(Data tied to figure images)

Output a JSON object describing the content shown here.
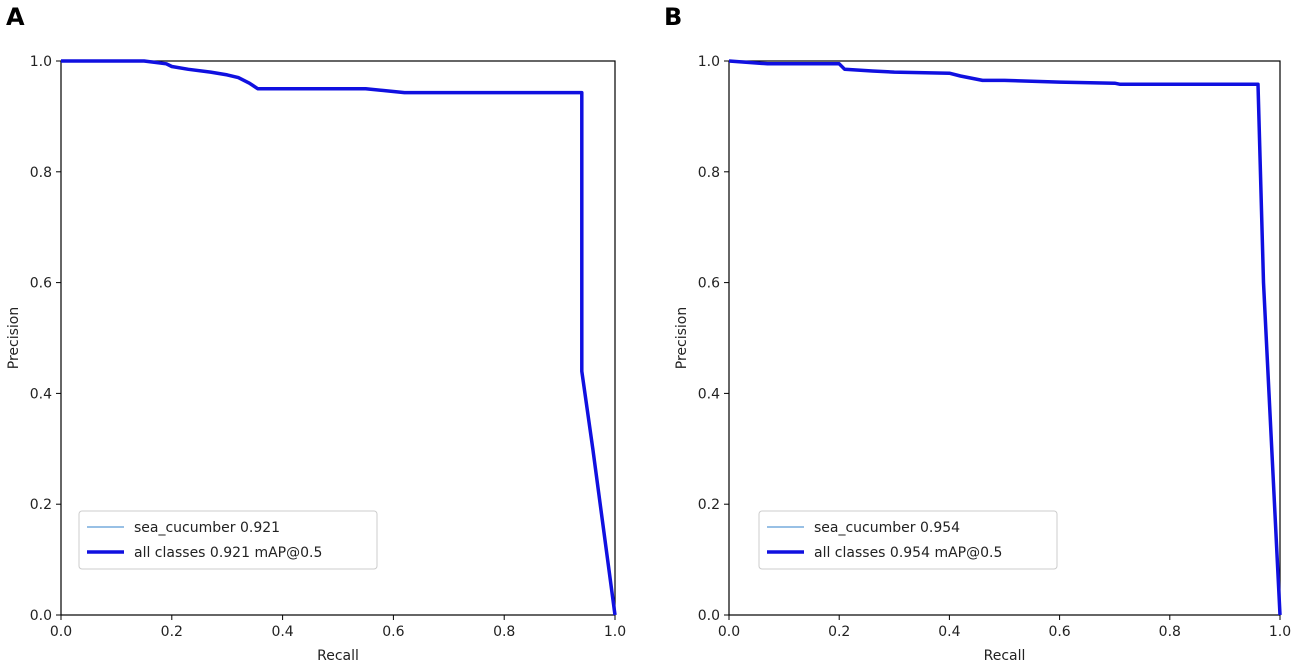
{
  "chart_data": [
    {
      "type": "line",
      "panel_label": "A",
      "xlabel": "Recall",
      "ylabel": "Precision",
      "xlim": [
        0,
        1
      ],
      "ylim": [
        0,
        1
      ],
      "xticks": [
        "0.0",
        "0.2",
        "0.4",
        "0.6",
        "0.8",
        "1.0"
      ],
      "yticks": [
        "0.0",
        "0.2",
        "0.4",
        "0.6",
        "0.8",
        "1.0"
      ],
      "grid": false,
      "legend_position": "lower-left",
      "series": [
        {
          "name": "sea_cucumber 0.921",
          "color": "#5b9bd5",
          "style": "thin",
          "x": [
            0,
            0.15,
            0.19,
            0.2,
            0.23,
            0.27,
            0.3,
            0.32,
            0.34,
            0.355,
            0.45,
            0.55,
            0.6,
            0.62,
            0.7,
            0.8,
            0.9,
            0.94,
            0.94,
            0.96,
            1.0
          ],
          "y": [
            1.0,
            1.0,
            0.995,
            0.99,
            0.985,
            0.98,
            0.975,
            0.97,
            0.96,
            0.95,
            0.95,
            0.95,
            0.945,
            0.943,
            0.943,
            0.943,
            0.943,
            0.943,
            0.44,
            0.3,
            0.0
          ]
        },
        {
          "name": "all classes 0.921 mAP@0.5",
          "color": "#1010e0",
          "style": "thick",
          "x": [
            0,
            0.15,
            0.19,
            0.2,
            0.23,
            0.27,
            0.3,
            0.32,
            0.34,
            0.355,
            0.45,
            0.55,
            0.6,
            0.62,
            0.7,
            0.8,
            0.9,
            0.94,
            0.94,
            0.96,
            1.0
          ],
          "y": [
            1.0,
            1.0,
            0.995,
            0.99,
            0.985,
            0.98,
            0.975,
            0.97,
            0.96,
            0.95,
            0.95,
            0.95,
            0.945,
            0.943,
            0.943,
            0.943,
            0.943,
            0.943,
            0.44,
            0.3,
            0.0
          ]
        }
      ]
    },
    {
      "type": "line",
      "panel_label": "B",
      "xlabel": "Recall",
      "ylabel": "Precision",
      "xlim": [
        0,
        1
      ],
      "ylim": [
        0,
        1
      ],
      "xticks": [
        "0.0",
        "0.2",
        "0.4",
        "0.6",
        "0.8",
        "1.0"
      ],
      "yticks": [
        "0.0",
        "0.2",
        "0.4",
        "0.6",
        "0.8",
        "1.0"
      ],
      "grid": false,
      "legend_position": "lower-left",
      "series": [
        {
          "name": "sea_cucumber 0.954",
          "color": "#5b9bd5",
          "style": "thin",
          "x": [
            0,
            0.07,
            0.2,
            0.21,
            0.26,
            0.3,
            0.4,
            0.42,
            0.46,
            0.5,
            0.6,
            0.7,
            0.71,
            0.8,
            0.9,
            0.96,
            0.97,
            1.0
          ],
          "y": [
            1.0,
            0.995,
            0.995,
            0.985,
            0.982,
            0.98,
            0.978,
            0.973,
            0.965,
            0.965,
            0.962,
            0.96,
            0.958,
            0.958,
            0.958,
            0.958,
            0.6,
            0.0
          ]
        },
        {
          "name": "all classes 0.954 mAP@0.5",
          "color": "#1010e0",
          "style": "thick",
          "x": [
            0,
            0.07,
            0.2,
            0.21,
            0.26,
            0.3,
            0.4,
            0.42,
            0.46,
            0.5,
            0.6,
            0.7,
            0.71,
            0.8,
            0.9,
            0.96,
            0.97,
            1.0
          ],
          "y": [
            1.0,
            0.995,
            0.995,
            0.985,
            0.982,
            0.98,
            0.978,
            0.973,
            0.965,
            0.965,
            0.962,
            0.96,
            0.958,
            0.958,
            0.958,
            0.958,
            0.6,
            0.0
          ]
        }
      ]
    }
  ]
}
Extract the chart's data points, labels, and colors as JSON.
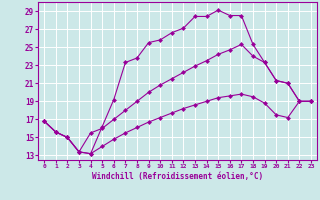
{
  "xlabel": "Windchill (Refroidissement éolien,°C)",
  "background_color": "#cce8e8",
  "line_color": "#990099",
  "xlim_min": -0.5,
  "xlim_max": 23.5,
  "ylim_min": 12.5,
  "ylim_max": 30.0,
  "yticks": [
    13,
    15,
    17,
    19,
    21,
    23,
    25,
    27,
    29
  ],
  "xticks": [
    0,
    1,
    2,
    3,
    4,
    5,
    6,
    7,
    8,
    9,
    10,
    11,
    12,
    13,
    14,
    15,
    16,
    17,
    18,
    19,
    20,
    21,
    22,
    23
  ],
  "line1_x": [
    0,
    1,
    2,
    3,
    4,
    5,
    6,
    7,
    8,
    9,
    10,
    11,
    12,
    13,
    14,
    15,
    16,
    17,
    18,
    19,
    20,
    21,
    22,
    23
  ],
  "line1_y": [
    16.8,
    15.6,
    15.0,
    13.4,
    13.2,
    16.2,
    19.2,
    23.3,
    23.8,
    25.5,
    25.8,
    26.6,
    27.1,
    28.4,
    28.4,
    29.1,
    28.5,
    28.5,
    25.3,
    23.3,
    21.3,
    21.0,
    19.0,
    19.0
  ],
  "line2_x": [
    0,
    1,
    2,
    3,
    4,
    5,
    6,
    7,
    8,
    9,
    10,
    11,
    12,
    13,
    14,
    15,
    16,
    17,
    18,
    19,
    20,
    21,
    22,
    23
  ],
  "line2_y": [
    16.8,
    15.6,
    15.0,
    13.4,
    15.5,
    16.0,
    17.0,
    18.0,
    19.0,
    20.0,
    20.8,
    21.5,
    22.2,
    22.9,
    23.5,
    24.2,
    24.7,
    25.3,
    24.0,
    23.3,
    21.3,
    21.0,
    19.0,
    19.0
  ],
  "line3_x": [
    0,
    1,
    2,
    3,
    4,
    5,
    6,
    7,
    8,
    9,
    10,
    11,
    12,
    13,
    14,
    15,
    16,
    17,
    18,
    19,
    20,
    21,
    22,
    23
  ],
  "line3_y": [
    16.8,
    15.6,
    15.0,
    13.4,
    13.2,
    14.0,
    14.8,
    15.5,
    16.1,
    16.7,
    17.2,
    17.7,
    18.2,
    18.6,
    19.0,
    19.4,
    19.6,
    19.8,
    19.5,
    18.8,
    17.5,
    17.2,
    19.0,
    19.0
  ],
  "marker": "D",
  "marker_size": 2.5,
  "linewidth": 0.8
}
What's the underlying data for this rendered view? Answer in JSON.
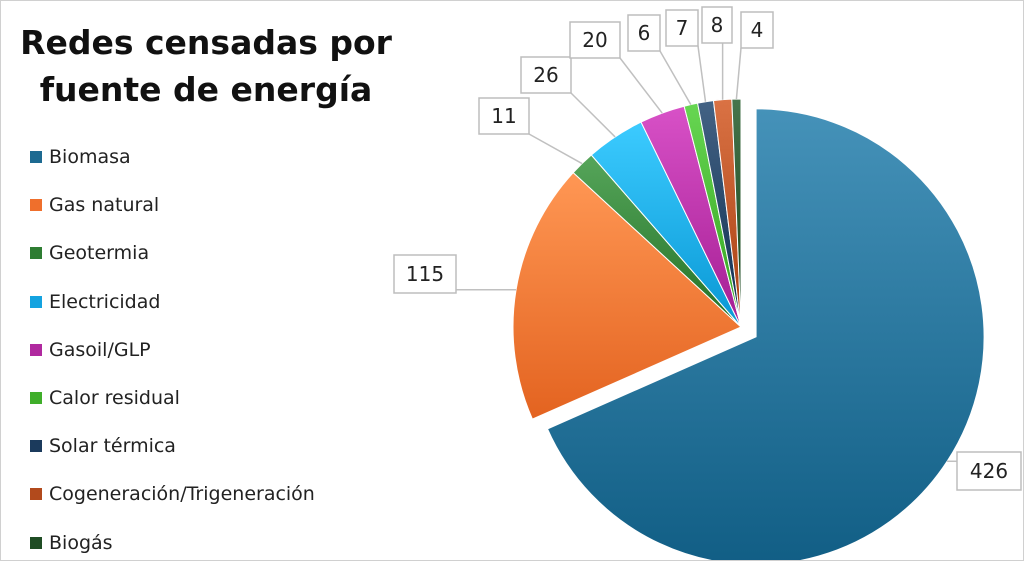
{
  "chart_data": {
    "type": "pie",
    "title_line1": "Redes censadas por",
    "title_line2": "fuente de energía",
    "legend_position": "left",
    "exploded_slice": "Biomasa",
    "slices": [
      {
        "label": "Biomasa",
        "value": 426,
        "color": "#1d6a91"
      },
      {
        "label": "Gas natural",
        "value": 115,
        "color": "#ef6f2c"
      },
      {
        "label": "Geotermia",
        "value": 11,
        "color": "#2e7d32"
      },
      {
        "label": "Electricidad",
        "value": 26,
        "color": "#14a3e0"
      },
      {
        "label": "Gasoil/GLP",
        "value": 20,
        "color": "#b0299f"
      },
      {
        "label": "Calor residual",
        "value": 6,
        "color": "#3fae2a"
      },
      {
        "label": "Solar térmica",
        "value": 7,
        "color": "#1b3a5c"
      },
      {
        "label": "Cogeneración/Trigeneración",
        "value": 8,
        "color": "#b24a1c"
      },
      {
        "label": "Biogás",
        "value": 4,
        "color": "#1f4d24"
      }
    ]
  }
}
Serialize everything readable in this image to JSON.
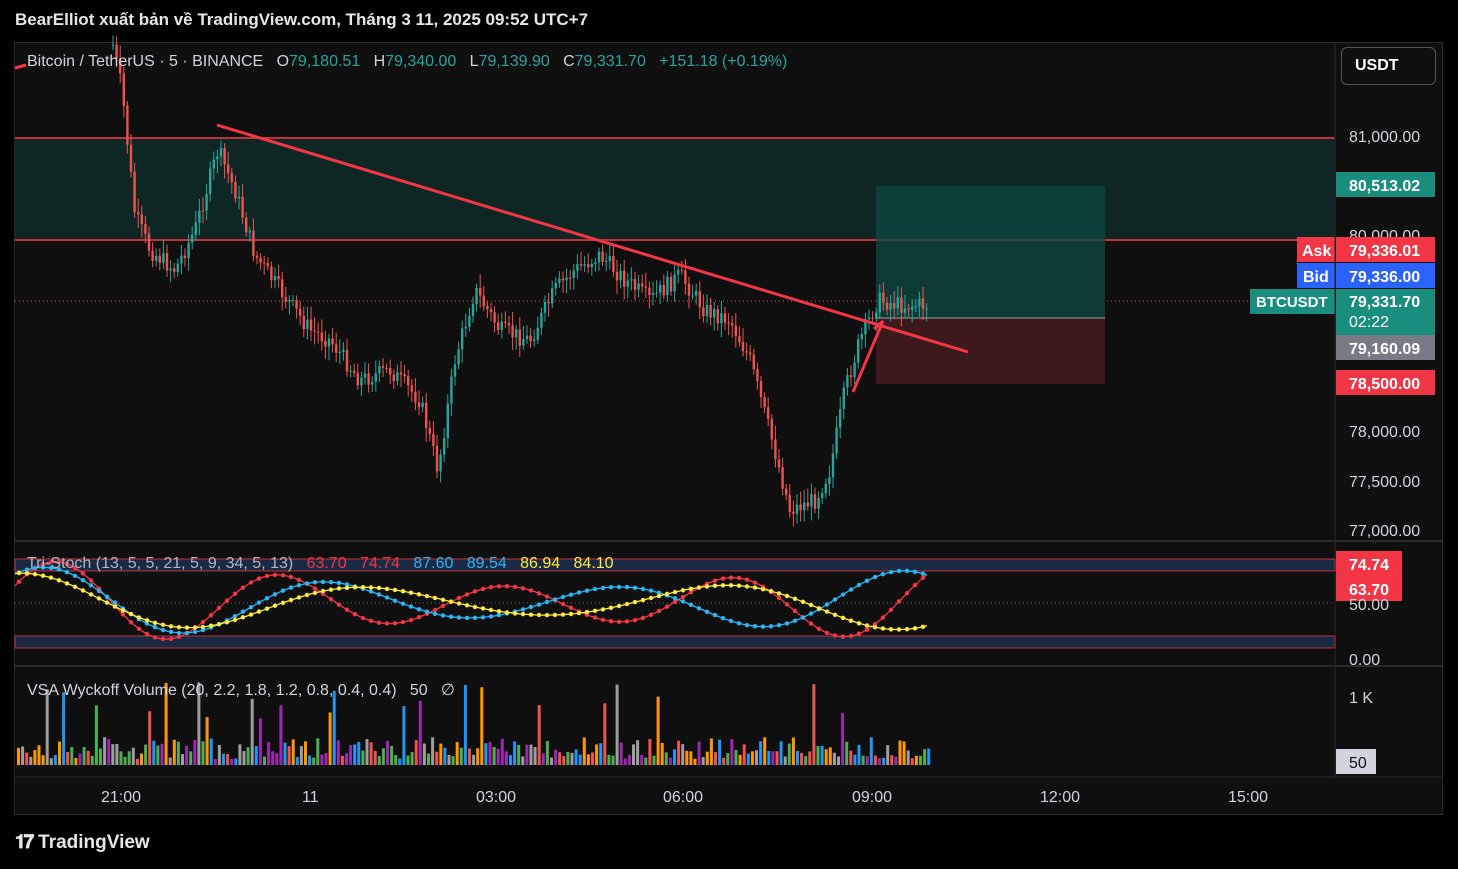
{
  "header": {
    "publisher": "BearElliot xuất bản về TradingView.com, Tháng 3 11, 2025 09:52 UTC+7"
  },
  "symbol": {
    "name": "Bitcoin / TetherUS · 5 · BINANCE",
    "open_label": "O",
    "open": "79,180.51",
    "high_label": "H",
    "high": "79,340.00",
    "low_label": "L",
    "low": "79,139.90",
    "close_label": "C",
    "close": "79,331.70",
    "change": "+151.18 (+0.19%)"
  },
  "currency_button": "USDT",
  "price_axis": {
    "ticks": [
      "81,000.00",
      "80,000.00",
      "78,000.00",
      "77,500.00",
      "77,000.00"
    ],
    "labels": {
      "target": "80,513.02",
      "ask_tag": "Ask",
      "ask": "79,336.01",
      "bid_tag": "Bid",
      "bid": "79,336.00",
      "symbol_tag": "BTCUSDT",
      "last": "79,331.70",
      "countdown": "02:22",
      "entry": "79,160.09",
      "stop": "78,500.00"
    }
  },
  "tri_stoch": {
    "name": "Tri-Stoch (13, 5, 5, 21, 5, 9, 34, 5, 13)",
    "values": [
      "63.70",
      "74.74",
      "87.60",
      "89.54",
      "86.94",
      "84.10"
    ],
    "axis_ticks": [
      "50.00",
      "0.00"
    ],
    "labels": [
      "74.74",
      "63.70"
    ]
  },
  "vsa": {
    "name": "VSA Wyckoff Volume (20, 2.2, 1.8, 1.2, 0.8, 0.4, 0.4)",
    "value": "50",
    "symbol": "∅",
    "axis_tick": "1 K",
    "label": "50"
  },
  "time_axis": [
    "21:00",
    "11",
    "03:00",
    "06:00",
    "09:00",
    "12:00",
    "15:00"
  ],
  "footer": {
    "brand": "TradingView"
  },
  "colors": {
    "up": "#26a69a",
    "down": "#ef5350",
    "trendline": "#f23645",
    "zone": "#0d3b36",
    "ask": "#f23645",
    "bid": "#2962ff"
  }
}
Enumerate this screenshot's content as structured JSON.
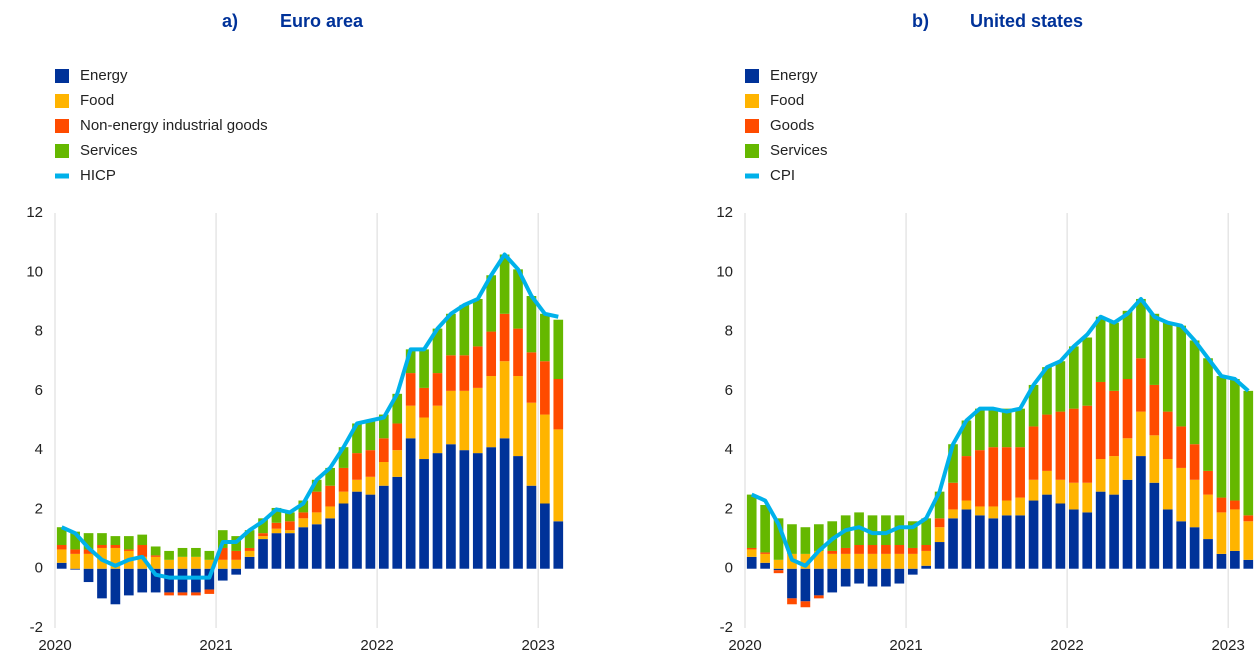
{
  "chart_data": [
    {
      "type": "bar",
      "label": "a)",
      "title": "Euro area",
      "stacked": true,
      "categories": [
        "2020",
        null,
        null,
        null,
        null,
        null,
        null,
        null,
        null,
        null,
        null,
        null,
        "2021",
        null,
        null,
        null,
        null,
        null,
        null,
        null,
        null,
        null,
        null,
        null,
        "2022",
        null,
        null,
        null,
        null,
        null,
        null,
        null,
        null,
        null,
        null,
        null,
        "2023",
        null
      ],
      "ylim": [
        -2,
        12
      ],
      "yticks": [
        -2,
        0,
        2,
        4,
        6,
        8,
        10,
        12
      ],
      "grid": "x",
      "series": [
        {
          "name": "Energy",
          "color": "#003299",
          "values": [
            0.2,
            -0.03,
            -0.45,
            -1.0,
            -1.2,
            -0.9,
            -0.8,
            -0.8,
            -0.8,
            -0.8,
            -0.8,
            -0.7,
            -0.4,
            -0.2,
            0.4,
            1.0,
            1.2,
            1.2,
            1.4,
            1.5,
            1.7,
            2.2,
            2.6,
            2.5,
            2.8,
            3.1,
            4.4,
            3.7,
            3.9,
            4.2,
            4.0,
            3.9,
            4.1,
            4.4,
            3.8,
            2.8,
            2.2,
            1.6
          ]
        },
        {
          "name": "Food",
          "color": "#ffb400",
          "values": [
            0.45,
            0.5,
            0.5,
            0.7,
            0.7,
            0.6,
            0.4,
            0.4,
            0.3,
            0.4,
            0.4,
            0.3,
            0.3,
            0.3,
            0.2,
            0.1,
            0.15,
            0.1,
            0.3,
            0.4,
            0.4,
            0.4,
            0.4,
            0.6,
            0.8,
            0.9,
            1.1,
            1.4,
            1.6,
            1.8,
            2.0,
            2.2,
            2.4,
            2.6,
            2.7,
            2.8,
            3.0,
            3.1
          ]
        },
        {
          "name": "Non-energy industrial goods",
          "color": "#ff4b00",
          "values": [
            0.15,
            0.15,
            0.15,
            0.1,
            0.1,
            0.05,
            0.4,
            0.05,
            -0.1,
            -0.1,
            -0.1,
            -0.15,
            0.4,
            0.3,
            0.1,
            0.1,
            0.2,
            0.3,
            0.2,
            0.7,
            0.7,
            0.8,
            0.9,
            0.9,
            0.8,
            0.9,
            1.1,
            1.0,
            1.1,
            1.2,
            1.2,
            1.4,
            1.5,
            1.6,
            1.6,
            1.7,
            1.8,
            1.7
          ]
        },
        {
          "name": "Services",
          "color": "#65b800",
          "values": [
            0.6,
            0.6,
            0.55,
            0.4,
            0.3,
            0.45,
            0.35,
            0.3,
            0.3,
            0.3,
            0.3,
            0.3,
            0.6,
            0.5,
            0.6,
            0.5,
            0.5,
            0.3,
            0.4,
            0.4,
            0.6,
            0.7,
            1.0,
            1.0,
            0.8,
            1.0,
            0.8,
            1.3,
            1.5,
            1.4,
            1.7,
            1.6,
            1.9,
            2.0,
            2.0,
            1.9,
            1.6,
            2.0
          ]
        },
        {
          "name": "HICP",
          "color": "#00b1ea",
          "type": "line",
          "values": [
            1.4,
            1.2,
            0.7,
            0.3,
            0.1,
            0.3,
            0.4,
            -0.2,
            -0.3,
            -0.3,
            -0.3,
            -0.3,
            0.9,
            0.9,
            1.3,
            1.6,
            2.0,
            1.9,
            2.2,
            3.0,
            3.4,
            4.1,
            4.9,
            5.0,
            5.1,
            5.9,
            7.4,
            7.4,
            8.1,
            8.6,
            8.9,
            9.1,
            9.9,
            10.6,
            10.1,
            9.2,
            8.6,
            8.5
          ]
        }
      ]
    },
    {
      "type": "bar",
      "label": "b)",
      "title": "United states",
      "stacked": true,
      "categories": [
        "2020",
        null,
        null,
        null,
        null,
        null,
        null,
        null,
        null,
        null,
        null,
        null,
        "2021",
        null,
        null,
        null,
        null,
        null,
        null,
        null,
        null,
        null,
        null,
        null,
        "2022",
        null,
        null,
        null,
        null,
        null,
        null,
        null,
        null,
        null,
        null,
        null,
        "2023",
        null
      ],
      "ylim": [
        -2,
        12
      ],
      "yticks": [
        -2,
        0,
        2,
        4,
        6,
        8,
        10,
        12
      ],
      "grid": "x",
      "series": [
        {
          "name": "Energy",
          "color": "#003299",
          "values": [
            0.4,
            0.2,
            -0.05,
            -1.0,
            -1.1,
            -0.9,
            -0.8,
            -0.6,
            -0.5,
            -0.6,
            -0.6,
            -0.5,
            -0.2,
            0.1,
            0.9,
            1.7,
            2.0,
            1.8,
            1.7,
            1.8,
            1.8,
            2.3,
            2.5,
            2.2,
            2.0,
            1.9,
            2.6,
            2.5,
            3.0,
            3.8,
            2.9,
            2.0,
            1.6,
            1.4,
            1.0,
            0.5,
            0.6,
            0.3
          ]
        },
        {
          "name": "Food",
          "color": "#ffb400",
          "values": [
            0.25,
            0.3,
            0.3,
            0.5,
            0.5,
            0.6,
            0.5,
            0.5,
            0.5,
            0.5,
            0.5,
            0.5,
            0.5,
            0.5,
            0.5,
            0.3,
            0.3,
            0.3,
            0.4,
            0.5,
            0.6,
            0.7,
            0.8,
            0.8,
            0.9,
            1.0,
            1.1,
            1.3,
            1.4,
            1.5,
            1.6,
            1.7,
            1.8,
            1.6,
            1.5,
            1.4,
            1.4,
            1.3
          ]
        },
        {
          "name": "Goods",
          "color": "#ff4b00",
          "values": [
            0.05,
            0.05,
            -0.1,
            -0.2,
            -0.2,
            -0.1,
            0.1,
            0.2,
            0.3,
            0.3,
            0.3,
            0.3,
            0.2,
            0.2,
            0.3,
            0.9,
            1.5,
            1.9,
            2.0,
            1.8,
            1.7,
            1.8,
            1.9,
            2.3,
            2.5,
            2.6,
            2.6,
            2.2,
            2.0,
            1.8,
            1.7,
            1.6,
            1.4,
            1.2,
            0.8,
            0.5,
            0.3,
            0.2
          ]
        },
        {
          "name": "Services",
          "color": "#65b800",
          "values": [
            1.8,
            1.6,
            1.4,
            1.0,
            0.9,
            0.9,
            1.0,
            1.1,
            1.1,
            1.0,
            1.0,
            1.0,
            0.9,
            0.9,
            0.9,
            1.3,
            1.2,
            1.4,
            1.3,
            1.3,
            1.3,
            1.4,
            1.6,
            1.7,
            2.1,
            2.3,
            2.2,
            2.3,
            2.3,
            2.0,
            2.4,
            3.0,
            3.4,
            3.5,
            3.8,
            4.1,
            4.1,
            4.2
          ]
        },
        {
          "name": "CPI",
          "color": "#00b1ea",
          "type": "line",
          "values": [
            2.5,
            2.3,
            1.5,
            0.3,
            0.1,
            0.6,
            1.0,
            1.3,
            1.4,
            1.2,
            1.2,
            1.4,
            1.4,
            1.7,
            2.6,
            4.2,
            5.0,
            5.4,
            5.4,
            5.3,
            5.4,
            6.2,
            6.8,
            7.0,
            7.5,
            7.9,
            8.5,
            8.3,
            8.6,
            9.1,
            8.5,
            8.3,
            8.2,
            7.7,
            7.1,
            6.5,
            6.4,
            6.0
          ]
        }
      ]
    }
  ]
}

_YOUR INSTRUCTIONS:_ Your answer should be a single number: how many lines of the material contain the word "content".

_CORRECT RESPONSE:_ 2